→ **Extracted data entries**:

****

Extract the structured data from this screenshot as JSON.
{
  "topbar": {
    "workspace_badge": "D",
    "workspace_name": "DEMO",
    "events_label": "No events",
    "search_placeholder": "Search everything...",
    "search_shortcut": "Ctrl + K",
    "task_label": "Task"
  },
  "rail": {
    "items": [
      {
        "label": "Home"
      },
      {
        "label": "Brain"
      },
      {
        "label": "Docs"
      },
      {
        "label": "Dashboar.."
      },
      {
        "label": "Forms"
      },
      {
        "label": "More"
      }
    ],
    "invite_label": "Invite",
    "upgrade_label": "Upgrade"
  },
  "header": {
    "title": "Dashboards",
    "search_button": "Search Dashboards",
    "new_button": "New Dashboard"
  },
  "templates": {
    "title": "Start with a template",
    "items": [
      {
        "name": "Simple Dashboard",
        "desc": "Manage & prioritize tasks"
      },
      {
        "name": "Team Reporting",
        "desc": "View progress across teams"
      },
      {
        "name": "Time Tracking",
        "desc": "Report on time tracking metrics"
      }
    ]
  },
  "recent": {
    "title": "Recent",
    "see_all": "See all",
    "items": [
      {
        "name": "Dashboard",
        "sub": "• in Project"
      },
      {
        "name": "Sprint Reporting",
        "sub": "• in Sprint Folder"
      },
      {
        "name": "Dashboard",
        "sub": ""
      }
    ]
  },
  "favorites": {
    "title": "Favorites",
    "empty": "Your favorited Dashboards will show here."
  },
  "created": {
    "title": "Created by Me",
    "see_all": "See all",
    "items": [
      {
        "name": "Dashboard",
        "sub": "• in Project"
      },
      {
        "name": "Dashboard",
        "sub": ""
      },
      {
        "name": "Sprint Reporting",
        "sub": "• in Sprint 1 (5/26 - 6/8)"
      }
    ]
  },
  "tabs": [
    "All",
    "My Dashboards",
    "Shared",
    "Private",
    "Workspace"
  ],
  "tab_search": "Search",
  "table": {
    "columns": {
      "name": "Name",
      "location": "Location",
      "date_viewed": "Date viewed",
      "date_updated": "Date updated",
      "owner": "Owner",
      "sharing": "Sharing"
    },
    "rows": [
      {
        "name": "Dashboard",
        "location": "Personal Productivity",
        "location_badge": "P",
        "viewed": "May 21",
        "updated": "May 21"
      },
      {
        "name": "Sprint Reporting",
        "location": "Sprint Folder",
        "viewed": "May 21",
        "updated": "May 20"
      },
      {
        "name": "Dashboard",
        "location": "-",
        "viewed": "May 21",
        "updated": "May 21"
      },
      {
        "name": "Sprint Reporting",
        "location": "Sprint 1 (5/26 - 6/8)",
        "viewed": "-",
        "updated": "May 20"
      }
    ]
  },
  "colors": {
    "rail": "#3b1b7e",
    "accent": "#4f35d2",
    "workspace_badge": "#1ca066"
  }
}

****

→ **TASK TO COMPLETE**: Reproduce each line of the material above precisely.

→ **TASK RESPONSE**:
Extract the structured data from this screenshot as JSON.
{
  "topbar": {
    "workspace_badge": "D",
    "workspace_name": "DEMO",
    "events_label": "No events",
    "search_placeholder": "Search everything...",
    "search_shortcut": "Ctrl + K",
    "task_label": "Task"
  },
  "rail": {
    "items": [
      {
        "label": "Home"
      },
      {
        "label": "Brain"
      },
      {
        "label": "Docs"
      },
      {
        "label": "Dashboar.."
      },
      {
        "label": "Forms"
      },
      {
        "label": "More"
      }
    ],
    "invite_label": "Invite",
    "upgrade_label": "Upgrade"
  },
  "header": {
    "title": "Dashboards",
    "search_button": "Search Dashboards",
    "new_button": "New Dashboard"
  },
  "templates": {
    "title": "Start with a template",
    "items": [
      {
        "name": "Simple Dashboard",
        "desc": "Manage & prioritize tasks"
      },
      {
        "name": "Team Reporting",
        "desc": "View progress across teams"
      },
      {
        "name": "Time Tracking",
        "desc": "Report on time tracking metrics"
      }
    ]
  },
  "recent": {
    "title": "Recent",
    "see_all": "See all",
    "items": [
      {
        "name": "Dashboard",
        "sub": "• in Project"
      },
      {
        "name": "Sprint Reporting",
        "sub": "• in Sprint Folder"
      },
      {
        "name": "Dashboard",
        "sub": ""
      }
    ]
  },
  "favorites": {
    "title": "Favorites",
    "empty": "Your favorited Dashboards will show here."
  },
  "created": {
    "title": "Created by Me",
    "see_all": "See all",
    "items": [
      {
        "name": "Dashboard",
        "sub": "• in Project"
      },
      {
        "name": "Dashboard",
        "sub": ""
      },
      {
        "name": "Sprint Reporting",
        "sub": "• in Sprint 1 (5/26 - 6/8)"
      }
    ]
  },
  "tabs": [
    "All",
    "My Dashboards",
    "Shared",
    "Private",
    "Workspace"
  ],
  "tab_search": "Search",
  "table": {
    "columns": {
      "name": "Name",
      "location": "Location",
      "date_viewed": "Date viewed",
      "date_updated": "Date updated",
      "owner": "Owner",
      "sharing": "Sharing"
    },
    "rows": [
      {
        "name": "Dashboard",
        "location": "Personal Productivity",
        "location_badge": "P",
        "viewed": "May 21",
        "updated": "May 21"
      },
      {
        "name": "Sprint Reporting",
        "location": "Sprint Folder",
        "viewed": "May 21",
        "updated": "May 20"
      },
      {
        "name": "Dashboard",
        "location": "-",
        "viewed": "May 21",
        "updated": "May 21"
      },
      {
        "name": "Sprint Reporting",
        "location": "Sprint 1 (5/26 - 6/8)",
        "viewed": "-",
        "updated": "May 20"
      }
    ]
  },
  "colors": {
    "rail": "#3b1b7e",
    "accent": "#4f35d2",
    "workspace_badge": "#1ca066"
  }
}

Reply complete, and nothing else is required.